::: SUPPLIED MATERIAL
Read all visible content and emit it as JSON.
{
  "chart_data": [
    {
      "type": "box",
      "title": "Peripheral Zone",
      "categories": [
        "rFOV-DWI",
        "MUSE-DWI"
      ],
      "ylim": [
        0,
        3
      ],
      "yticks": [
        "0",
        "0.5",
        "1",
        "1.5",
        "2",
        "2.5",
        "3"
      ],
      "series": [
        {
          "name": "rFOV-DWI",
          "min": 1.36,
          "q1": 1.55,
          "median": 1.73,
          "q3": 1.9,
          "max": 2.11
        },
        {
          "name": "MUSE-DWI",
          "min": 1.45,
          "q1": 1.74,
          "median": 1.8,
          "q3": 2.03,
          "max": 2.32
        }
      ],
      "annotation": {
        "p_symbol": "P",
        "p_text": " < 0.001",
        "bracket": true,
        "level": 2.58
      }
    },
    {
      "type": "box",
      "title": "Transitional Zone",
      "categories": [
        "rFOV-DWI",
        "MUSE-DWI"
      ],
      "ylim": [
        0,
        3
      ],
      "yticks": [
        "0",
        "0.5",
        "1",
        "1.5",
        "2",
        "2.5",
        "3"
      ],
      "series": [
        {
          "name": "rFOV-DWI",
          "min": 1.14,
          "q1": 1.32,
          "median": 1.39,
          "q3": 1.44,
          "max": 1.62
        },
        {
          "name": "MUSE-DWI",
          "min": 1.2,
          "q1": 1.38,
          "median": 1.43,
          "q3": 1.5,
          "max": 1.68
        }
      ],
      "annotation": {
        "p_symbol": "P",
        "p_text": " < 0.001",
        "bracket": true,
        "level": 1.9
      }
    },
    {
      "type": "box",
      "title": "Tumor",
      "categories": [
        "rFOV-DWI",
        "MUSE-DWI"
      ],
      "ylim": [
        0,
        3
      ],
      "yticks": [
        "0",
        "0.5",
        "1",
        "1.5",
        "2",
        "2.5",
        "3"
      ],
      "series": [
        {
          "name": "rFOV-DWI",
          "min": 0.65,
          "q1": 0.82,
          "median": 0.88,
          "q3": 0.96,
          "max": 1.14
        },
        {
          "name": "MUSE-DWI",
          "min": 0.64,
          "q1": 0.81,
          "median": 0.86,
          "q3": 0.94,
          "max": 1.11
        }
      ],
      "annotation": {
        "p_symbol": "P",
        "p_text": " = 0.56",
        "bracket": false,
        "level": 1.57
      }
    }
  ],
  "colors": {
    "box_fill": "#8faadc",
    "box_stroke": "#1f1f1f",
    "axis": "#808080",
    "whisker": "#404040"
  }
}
::::::
From the entries, copy every line in which the word "title" occurs.

WRITTEN SOLUTION —
      "title": "Peripheral Zone",
      "title": "Transitional Zone",
      "title": "Tumor",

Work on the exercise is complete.